═══ Texto proporcionado ═══

Mil ochocientos sesenta y nueve años, si parece que fue ayer mismo, antes del nacimiento lindunense de MargaretThatcher, moría en Roma Tiberio Claudio César Augusto Germánico, cuarto emperador romano de la dinastía Julio-Claudia y primer emperador romano nacido fuera de la península itálica. Fue en la Galia, concretamente en Lugdunum, actual ciudad de Lyon, donde Antonia la menor, que ya era mayor aunque no tanto como su padre Marco Antonio cuando se fugó con Cleopatra, dio a luz a un complejo de inferioridad con forma de niño que ya tartamudeaba antes de hablar y cojeaba antes de gatear.
Si a esto le sumamos que el complejo de inferioridad, a quien nominaron como Tiberio Claudio Druso Nerón (posteriormente modificado al ser imperializado) no había salido de una enfermedad cuando ya estaba incubando otra, no es de extrañar que la ilustre y avergonzada familia ocultara al pequeño como si se tratara de un engendro indigno de la dinastía, tachándolo su propia madre de monstruo y recurriendo a él como ejemplo de estupidez cada vez que surgía la ocasión e incluso cuando no surgía sino que era directamente convidada.

═══ Datos suministrados ═══

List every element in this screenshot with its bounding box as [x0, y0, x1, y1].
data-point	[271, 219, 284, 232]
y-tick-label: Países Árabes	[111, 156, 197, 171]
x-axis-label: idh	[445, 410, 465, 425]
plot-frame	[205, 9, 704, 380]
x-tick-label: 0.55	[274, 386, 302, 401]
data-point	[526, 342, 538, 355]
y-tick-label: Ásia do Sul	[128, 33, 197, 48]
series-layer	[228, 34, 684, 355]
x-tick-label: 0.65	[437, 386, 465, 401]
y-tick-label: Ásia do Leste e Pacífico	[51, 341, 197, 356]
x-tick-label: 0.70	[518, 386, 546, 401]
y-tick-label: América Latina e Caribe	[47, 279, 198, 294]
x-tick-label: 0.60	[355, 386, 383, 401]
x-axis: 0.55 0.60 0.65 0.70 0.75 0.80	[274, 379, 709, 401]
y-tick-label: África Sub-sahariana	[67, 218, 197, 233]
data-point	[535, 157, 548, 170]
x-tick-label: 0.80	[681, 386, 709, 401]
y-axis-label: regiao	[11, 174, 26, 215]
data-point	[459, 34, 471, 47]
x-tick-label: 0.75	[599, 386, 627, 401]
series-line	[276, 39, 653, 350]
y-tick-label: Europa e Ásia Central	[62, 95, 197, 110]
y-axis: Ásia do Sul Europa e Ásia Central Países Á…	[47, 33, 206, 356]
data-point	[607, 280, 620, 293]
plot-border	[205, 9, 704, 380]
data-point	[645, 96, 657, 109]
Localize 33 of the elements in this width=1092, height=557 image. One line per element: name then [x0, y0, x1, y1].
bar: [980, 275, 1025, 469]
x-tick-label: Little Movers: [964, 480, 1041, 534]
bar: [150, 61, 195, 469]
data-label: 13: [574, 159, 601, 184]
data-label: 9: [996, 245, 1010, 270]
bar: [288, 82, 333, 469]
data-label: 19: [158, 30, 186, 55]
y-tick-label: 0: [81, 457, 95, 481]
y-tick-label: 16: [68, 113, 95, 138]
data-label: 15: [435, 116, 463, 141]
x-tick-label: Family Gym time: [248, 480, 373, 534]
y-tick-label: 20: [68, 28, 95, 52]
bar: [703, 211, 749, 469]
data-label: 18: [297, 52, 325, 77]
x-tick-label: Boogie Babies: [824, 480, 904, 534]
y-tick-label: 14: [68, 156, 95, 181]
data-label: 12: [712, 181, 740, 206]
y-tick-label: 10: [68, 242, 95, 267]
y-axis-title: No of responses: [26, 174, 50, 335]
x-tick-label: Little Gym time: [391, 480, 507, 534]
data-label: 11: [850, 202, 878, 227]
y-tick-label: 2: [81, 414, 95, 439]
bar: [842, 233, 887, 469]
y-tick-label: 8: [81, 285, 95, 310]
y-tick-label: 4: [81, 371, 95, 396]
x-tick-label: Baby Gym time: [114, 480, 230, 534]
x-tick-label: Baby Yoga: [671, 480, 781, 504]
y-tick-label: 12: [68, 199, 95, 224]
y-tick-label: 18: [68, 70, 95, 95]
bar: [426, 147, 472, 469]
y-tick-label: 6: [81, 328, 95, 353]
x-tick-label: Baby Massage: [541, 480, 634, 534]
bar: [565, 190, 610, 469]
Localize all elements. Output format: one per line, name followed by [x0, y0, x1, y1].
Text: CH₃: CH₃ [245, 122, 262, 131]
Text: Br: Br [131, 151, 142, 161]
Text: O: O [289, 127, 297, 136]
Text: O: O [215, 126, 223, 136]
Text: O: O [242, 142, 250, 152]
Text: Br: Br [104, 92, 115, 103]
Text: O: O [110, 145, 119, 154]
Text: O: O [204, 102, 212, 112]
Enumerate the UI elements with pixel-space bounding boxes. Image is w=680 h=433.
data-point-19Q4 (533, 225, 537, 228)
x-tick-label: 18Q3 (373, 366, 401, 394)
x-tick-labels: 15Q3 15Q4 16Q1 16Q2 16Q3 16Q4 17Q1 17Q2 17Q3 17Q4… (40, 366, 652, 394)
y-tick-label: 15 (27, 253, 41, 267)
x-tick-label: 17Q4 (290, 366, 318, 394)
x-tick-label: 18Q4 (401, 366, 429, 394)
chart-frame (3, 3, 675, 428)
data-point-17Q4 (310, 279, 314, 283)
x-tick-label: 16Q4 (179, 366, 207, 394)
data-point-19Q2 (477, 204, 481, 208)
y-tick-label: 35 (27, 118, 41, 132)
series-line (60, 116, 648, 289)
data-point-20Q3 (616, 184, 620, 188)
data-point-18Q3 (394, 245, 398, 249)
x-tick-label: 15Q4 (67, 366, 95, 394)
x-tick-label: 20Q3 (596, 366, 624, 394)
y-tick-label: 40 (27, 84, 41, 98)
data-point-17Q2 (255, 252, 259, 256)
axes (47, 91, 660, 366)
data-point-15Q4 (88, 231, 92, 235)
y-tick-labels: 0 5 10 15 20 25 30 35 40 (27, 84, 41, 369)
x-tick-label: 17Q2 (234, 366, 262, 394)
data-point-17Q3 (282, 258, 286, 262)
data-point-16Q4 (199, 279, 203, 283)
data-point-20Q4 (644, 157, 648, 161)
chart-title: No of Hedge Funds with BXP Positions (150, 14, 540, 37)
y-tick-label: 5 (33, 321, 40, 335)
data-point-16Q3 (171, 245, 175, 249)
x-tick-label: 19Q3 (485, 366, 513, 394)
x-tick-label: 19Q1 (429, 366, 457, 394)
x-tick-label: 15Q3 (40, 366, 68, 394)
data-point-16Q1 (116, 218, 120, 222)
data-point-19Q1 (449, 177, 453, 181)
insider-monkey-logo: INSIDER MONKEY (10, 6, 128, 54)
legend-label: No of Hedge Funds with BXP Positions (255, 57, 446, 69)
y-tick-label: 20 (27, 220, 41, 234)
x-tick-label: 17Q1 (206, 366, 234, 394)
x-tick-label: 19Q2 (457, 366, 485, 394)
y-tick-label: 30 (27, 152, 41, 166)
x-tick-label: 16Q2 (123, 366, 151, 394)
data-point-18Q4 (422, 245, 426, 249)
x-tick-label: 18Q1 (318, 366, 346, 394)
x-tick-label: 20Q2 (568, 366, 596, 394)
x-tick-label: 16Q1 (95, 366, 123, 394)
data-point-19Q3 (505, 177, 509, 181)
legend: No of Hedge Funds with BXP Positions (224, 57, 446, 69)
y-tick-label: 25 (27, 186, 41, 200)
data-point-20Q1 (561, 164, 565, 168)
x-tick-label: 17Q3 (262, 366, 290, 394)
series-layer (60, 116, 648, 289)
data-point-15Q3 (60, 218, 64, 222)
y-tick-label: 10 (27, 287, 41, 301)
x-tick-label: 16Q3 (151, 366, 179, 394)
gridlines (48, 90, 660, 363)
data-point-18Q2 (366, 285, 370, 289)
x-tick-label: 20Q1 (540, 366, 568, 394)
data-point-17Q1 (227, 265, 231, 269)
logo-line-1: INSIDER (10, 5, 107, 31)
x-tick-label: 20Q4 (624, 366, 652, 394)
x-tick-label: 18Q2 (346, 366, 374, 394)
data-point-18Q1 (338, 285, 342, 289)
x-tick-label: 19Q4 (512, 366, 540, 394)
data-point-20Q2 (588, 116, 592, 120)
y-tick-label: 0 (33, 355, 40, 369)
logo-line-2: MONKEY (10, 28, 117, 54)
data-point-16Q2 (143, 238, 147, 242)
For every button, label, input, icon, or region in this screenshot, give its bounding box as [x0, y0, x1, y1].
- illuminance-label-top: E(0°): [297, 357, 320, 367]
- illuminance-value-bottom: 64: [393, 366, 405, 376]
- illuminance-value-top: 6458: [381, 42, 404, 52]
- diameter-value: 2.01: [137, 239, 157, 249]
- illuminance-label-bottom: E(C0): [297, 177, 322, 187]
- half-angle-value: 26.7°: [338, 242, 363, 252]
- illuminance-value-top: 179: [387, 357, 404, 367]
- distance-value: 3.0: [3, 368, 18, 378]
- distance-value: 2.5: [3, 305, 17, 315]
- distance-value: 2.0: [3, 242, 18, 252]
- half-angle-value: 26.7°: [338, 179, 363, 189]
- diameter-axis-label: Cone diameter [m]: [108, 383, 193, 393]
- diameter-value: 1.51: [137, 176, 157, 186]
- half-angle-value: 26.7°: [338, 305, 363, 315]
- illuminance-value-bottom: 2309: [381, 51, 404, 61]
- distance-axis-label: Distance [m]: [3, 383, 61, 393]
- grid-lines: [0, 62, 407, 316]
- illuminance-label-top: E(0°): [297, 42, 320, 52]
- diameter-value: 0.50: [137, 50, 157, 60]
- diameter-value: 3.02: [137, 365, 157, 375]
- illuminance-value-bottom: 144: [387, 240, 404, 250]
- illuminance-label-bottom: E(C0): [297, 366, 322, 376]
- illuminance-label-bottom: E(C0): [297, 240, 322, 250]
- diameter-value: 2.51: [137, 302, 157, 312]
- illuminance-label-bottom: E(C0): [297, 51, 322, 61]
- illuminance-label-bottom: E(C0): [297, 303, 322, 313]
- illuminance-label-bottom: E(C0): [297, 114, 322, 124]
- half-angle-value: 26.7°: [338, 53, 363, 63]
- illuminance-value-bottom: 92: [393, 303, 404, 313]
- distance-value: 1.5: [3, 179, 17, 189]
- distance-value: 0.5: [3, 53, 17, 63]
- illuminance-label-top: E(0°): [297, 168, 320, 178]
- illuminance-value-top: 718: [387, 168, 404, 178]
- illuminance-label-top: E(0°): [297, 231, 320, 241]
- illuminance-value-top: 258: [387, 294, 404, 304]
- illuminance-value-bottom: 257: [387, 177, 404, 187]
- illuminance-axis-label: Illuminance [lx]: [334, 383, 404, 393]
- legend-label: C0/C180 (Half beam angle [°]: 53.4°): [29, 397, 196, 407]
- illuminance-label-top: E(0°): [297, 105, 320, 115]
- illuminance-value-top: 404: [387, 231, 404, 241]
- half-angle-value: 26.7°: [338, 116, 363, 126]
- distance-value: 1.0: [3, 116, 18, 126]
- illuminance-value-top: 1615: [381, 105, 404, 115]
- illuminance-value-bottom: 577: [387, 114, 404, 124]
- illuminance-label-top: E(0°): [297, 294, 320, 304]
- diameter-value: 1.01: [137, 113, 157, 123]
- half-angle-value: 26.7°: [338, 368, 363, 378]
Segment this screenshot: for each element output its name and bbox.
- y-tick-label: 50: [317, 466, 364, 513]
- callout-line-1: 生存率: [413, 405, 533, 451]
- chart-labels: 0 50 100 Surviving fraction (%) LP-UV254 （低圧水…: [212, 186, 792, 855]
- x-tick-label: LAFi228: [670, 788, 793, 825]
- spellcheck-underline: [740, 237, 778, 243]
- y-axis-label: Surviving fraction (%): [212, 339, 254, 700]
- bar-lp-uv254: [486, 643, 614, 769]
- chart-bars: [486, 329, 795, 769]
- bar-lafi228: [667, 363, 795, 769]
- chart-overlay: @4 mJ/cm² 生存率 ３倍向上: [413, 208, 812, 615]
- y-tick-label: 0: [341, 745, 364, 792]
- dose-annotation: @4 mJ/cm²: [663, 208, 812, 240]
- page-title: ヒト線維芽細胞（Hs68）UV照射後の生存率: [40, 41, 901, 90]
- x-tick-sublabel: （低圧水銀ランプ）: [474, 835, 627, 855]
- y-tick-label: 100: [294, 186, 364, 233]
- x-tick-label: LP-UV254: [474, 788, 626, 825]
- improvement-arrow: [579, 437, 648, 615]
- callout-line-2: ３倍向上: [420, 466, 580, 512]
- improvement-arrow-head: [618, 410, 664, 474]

═══

Enunciado del problema: Enumera todos los lugares geográficos que se mencionan en el texto sobre el emperador Tiberio Claudio.

Solución del problema: Roma, la península itálica, la Galia, Lugdunum y Lyon.